→ What you have to do:
Go through the records underneath and count the lines that include the string "preconnect". Give nothing but the number.
**** Dataset rows ****
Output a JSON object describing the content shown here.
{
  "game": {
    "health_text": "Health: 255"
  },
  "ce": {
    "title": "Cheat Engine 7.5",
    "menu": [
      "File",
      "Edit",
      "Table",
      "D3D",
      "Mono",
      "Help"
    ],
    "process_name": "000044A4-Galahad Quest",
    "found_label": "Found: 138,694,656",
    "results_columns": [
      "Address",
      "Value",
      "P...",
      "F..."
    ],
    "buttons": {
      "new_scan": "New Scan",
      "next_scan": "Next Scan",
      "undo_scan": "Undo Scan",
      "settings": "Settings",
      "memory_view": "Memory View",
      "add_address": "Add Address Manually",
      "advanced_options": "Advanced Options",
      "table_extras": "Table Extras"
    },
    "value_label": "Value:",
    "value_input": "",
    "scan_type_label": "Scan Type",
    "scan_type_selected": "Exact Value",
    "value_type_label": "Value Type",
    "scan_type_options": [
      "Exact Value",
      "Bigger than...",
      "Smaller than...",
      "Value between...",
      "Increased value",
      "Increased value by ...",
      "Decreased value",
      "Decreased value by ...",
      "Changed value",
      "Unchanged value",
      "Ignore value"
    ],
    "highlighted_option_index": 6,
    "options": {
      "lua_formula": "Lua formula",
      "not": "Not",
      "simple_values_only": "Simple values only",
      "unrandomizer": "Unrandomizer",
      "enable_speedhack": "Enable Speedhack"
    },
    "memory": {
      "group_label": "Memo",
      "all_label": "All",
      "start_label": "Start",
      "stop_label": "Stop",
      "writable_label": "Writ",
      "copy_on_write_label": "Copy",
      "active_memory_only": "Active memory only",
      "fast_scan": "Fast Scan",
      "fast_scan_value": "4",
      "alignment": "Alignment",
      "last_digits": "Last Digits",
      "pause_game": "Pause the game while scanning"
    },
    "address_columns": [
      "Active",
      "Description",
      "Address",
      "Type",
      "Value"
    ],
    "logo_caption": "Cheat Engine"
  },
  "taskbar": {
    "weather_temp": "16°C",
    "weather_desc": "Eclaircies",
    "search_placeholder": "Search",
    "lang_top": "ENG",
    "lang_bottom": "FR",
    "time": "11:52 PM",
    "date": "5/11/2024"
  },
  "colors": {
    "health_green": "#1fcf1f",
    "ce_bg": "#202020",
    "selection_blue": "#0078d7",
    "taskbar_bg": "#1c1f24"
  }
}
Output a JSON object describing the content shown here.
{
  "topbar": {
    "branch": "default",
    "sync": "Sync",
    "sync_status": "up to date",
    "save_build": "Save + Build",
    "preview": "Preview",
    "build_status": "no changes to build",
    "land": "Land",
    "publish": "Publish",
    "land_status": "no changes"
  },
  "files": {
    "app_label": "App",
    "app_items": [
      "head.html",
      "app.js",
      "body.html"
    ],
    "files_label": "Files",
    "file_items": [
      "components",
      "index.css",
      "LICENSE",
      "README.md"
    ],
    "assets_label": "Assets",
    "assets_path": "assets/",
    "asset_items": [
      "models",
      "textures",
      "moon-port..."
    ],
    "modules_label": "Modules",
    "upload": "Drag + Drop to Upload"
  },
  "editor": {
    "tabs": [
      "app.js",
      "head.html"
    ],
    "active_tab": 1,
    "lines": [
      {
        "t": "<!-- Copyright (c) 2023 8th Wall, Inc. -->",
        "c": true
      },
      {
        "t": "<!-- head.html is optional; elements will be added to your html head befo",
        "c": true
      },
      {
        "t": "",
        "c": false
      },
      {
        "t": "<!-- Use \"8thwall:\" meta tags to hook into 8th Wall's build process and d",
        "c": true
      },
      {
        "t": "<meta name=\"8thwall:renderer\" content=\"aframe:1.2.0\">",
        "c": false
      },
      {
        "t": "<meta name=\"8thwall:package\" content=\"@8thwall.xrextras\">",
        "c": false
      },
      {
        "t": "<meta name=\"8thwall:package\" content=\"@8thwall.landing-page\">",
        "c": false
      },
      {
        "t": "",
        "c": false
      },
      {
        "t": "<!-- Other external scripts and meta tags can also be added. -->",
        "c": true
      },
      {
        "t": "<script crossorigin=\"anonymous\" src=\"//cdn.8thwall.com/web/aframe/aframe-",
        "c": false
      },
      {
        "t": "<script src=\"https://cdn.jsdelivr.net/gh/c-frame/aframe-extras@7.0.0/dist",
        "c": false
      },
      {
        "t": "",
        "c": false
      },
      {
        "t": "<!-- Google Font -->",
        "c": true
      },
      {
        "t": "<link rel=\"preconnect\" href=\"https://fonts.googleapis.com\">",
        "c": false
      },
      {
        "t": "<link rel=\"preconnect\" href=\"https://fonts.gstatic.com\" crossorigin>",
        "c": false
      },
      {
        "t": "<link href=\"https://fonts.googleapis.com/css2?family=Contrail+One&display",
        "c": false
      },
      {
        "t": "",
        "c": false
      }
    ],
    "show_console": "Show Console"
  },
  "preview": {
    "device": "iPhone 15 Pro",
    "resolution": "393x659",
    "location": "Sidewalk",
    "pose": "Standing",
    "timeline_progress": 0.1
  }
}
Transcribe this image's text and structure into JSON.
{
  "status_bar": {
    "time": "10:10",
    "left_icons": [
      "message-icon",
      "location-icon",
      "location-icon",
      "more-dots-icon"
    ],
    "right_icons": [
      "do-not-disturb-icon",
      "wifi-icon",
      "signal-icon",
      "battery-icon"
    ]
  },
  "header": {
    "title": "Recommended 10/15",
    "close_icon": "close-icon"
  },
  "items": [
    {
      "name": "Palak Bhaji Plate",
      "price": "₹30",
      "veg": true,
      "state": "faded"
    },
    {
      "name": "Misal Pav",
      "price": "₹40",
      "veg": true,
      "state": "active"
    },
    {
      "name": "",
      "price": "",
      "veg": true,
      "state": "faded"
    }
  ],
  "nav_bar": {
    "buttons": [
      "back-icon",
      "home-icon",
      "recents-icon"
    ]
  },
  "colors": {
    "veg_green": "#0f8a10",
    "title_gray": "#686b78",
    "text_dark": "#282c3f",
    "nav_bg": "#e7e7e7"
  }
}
****
→ Correct response:
2